## PROBLEM
Your reply should be one number: the count of lines holding the word "adding".

## EXCERPTED RECORDS
....................

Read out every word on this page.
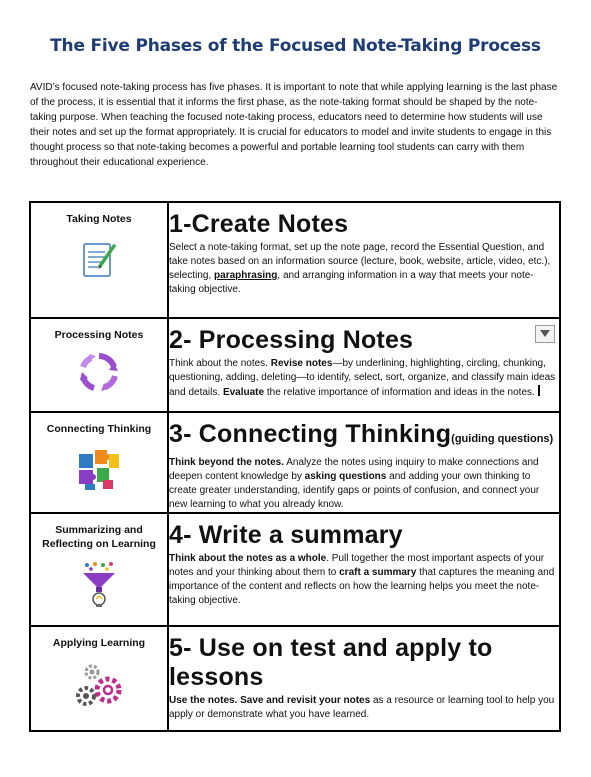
The Five Phases of the Focused Note-Taking Process

AVID’s focused note-taking process has five phases. It is important to note that while applying learning is the last phase of the process, it is essential that it informs the first phase, as the note-taking format should be shaped by the note-taking purpose. When teaching the focused note-taking process, educators need to determine how students will use their notes and set up the format appropriately. It is crucial for educators to model and invite students to engage in this thought process so that note-taking becomes a powerful and portable learning tool students can carry with them throughout their educational experience.

Taking Notes	1-Create Notes

Select a note-taking format, set up the note page, record the Essential Question, and take notes based on an information source (lecture, book, website, article, video, etc.), selecting, paraphrasing, and arranging information in a way that meets your note-taking objective.

Processing Notes	2- Processing Notes

Think about the notes. Revise notes—by underlining, highlighting, circling, chunking, questioning, adding, deleting—to identify, select, sort, organize, and classify main ideas and details. Evaluate the relative importance of information and ideas in the notes.

Connecting Thinking	3- Connecting Thinking(guiding questions)

Think beyond the notes. Analyze the notes using inquiry to make connections and deepen content knowledge by asking questions and adding your own thinking to create greater understanding, identify gaps or points of confusion, and connect your new learning to what you already know.

Summarizing and Reflecting on Learning	4- Write a summary

Think about the notes as a whole. Pull together the most important aspects of your notes and your thinking about them to craft a summary that captures the meaning and importance of the content and reflects on how the learning helps you meet the note-taking objective.

Applying Learning	5- Use on test and apply to lessons

Use the notes. Save and revisit your notes as a resource or learning tool to help you apply or demonstrate what you have learned.
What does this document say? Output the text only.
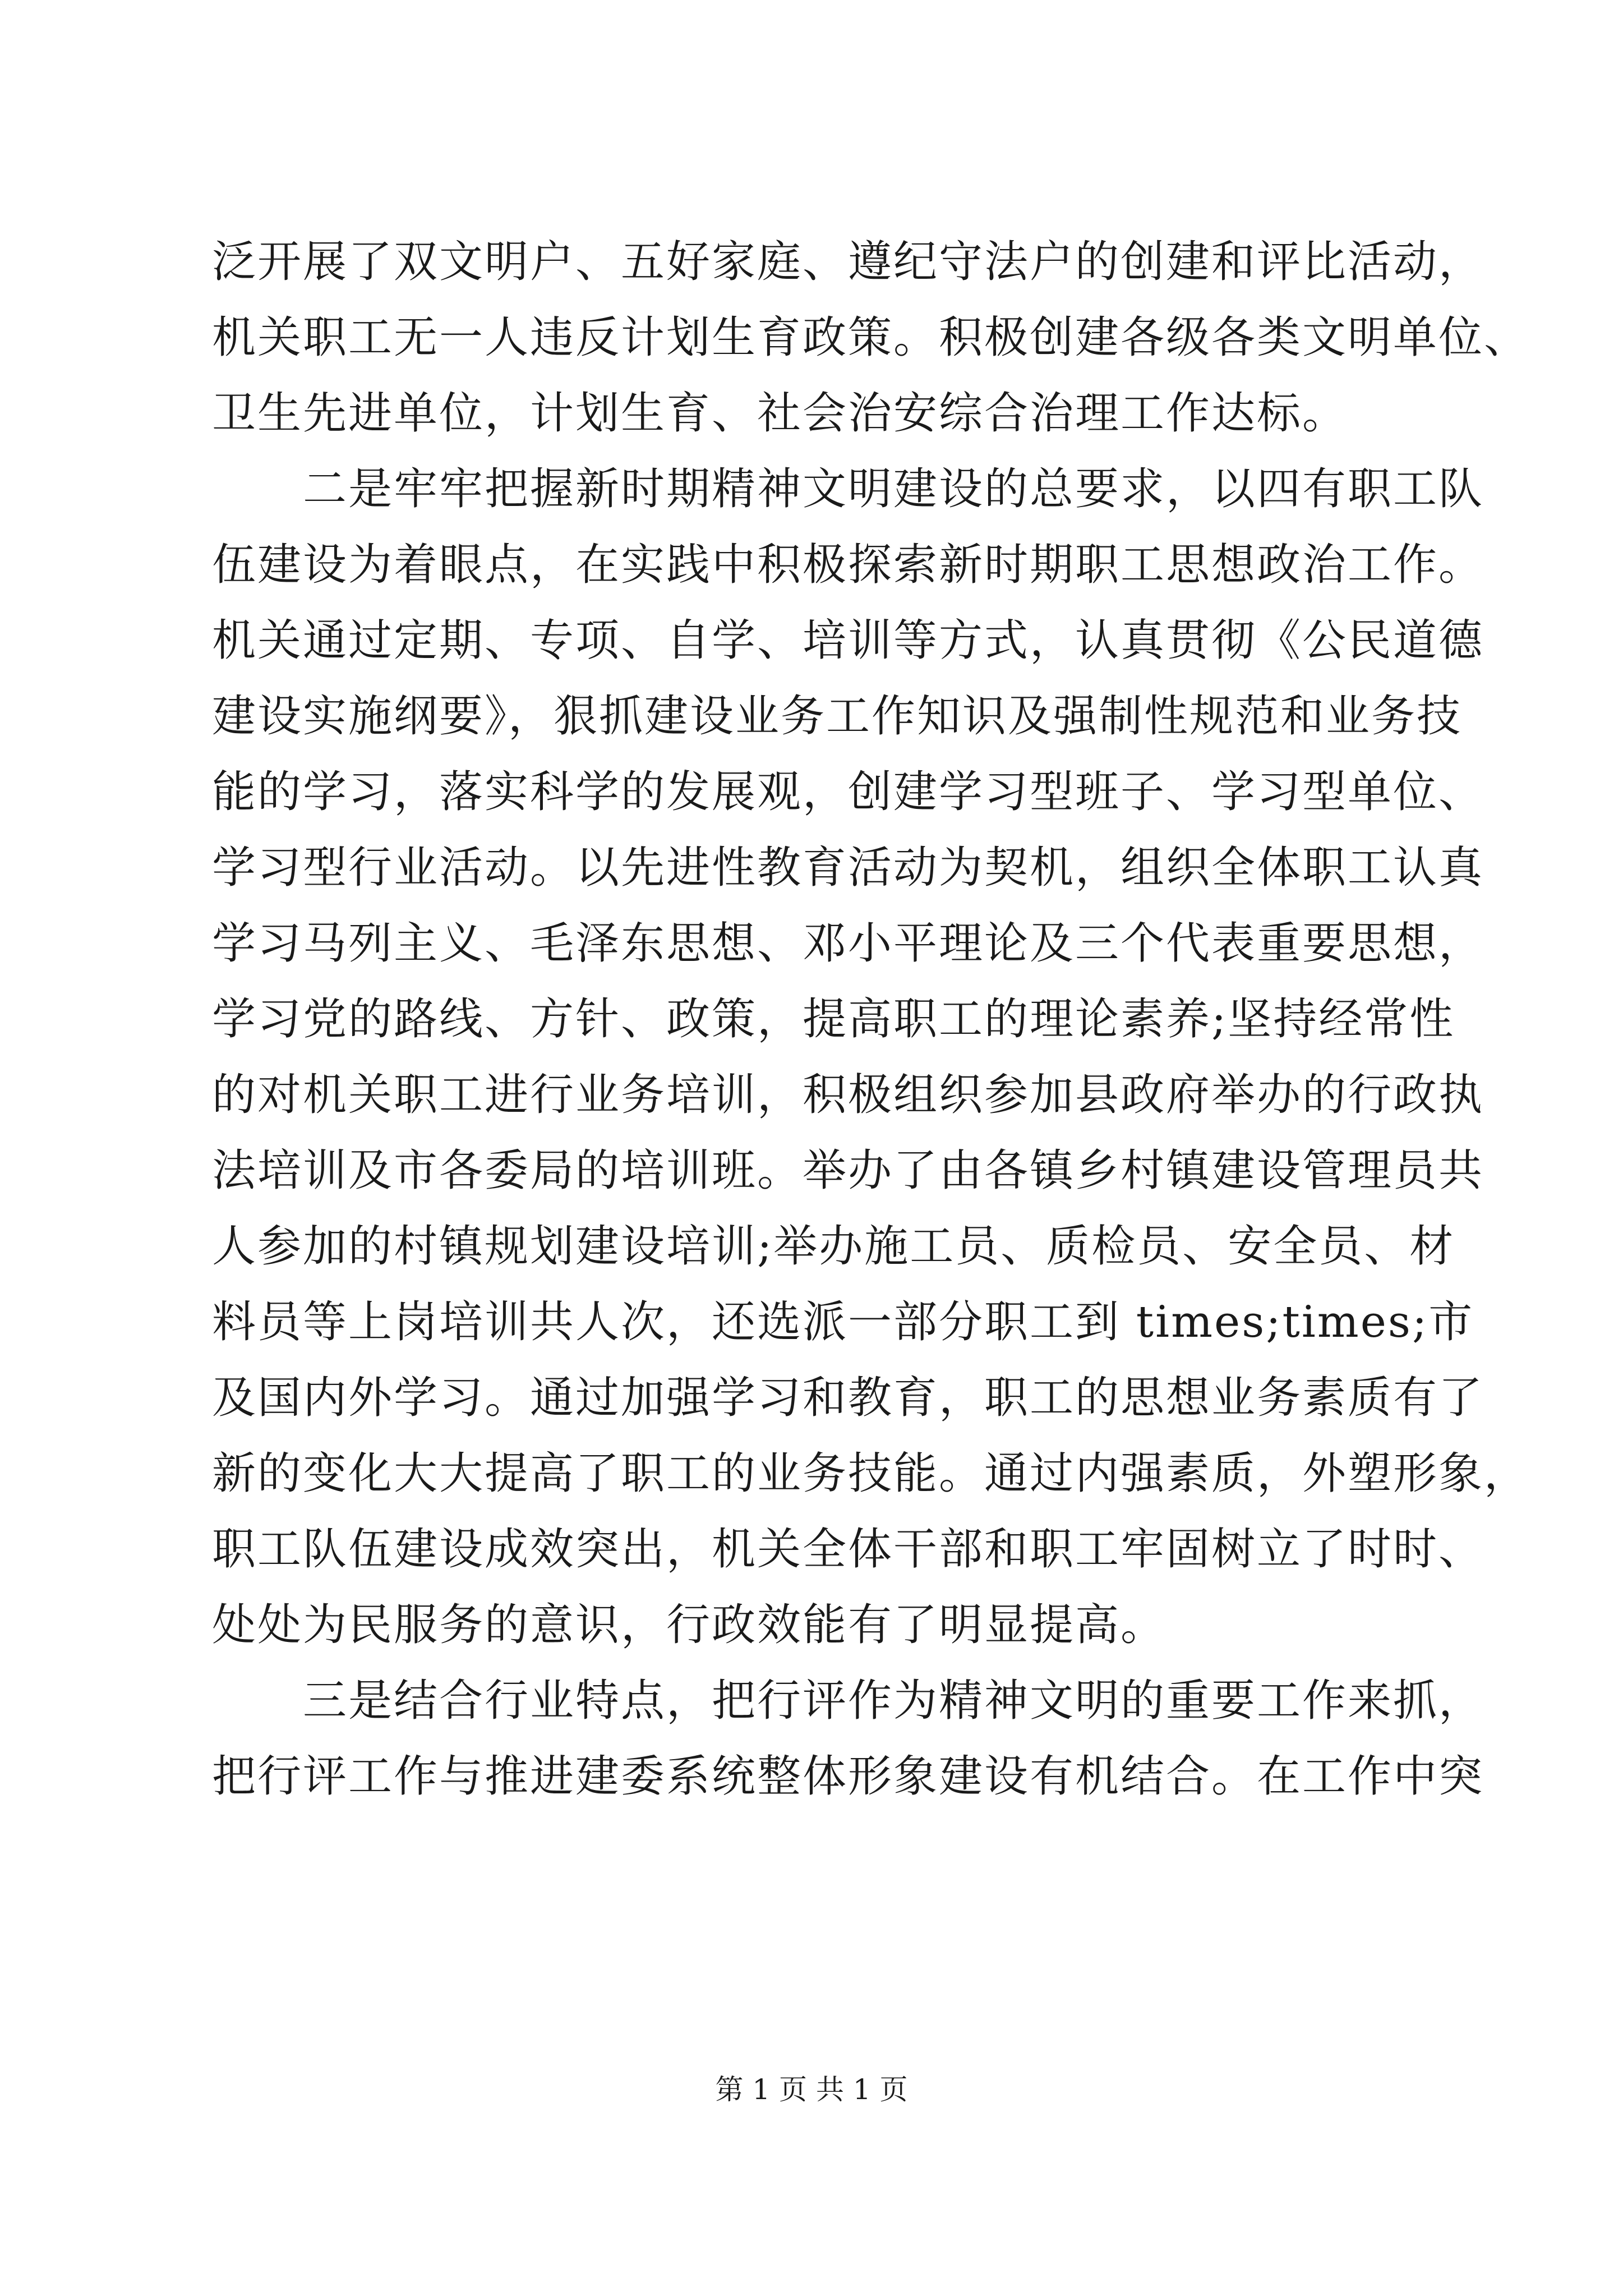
泛开展了双文明户、五好家庭、遵纪守法户的创建和评比活动，
机关职工无一人违反计划生育政策。积极创建各级各类文明单位、
卫生先进单位，计划生育、社会治安综合治理工作达标。
　　二是牢牢把握新时期精神文明建设的总要求，以四有职工队
伍建设为着眼点，在实践中积极探索新时期职工思想政治工作。
机关通过定期、专项、自学、培训等方式，认真贯彻《公民道德
建设实施纲要》，狠抓建设业务工作知识及强制性规范和业务技
能的学习，落实科学的发展观，创建学习型班子、学习型单位、
学习型行业活动。以先进性教育活动为契机，组织全体职工认真
学习马列主义、毛泽东思想、邓小平理论及三个代表重要思想，
学习党的路线、方针、政策，提高职工的理论素养;坚持经常性
的对机关职工进行业务培训，积极组织参加县政府举办的行政执
法培训及市各委局的培训班。举办了由各镇乡村镇建设管理员共
人参加的村镇规划建设培训;举办施工员、质检员、安全员、材
料员等上岗培训共人次，还选派一部分职工到 times;times;市
及国内外学习。通过加强学习和教育，职工的思想业务素质有了
新的变化大大提高了职工的业务技能。通过内强素质，外塑形象，
职工队伍建设成效突出，机关全体干部和职工牢固树立了时时、
处处为民服务的意识，行政效能有了明显提高。
　　三是结合行业特点，把行评作为精神文明的重要工作来抓，
把行评工作与推进建委系统整体形象建设有机结合。在工作中突
第 1 页 共 1 页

....................

## FINISHED ANSWER
2